Extracted records »
——
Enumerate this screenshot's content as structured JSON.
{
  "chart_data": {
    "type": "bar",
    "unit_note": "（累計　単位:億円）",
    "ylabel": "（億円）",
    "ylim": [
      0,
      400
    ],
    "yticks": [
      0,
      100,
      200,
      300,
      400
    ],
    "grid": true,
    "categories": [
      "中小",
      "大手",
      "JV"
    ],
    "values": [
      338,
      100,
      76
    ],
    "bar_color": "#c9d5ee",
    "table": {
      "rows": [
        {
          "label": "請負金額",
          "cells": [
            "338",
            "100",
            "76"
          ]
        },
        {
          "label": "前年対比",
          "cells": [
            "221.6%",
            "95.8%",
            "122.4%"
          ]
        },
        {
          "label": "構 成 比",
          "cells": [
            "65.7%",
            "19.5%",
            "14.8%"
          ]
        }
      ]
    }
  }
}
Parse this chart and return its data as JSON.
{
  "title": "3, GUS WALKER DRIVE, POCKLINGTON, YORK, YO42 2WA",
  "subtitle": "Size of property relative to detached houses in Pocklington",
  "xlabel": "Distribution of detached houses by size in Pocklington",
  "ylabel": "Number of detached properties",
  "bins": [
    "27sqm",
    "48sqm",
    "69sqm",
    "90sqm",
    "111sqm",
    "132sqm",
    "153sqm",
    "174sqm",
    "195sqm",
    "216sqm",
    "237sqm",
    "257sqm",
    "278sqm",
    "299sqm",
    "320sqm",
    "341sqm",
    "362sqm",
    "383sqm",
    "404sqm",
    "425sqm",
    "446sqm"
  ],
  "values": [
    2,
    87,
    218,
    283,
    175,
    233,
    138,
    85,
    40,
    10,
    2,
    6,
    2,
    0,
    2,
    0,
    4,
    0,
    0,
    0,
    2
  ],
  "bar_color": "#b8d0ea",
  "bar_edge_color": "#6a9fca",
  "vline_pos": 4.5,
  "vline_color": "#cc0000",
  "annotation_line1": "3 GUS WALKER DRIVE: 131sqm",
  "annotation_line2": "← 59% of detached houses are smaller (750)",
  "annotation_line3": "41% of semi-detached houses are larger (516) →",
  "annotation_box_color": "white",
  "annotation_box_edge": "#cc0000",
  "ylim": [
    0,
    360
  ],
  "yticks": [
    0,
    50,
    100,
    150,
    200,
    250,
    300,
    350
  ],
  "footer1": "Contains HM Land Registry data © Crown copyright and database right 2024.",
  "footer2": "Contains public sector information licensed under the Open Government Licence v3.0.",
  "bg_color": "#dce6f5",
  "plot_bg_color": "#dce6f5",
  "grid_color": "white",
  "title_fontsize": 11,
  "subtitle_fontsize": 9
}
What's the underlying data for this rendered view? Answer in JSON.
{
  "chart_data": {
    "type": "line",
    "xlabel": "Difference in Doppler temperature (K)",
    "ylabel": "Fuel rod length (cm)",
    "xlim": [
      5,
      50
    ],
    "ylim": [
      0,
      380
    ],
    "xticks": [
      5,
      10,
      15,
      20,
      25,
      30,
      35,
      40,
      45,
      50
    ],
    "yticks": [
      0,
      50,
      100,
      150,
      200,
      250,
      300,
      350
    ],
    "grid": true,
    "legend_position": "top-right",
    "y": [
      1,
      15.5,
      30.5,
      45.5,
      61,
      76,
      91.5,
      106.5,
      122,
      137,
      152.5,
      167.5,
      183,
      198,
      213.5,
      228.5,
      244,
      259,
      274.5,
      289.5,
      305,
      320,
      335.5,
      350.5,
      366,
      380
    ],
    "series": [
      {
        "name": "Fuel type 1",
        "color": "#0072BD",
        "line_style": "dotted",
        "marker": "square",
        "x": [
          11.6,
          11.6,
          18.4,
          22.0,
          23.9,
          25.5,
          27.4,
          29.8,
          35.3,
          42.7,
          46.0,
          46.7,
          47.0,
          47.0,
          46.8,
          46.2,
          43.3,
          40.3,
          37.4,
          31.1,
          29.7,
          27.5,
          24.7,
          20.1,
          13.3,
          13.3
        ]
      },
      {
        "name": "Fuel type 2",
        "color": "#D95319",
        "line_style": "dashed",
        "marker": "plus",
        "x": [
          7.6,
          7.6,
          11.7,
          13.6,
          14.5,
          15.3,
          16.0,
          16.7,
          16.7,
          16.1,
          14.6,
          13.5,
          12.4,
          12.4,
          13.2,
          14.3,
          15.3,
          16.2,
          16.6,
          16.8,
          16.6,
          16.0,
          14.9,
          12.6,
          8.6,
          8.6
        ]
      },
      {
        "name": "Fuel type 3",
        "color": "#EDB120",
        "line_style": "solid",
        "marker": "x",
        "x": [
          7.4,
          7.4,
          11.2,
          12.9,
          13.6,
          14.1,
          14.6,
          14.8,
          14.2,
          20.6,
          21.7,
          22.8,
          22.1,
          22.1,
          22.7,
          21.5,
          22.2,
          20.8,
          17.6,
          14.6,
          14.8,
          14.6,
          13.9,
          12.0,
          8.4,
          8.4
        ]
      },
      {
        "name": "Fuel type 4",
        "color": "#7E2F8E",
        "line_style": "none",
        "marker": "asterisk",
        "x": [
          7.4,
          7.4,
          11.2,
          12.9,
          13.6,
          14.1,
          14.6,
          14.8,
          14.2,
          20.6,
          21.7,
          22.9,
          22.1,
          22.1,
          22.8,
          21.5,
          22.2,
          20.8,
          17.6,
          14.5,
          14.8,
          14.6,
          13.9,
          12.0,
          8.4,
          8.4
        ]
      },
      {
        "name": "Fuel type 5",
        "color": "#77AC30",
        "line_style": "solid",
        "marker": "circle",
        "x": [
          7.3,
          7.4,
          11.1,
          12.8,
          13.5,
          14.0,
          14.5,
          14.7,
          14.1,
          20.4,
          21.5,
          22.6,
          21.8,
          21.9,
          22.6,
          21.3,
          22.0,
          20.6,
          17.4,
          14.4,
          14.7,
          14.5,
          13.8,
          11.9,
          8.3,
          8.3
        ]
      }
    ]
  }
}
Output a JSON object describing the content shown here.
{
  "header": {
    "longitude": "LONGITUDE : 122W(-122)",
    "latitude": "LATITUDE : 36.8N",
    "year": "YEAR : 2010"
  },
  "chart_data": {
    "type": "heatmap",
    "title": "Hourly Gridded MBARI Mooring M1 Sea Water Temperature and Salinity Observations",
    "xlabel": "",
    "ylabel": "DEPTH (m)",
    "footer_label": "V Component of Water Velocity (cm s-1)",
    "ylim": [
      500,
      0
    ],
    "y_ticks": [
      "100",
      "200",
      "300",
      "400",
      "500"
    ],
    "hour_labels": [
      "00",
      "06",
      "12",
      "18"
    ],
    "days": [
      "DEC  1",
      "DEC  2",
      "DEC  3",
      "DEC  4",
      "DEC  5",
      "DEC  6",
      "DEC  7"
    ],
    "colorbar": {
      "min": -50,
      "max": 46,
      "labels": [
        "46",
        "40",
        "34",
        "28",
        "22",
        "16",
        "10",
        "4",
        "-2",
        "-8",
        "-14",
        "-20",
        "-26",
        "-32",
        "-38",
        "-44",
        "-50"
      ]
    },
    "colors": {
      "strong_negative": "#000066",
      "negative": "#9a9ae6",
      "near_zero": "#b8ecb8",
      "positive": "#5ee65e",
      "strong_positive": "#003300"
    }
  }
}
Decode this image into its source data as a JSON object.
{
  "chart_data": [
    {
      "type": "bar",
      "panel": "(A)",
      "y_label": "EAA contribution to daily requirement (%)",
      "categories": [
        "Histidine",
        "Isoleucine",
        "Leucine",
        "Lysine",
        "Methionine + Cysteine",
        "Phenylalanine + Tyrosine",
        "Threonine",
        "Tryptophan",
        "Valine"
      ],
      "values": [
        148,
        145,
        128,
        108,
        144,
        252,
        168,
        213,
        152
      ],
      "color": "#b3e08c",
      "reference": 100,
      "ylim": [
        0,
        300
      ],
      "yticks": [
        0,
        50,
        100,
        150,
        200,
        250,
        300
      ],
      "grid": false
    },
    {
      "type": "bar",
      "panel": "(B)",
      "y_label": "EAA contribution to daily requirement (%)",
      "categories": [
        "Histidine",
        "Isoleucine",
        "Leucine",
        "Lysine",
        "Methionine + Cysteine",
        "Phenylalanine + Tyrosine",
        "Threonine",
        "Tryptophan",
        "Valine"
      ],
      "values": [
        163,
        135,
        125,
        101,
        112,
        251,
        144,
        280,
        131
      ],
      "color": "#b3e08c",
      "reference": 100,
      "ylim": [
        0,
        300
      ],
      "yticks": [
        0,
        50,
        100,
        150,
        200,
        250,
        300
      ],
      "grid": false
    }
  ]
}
——
Only the number should be given: how many lines of the data contain the word "DRIVE"?

2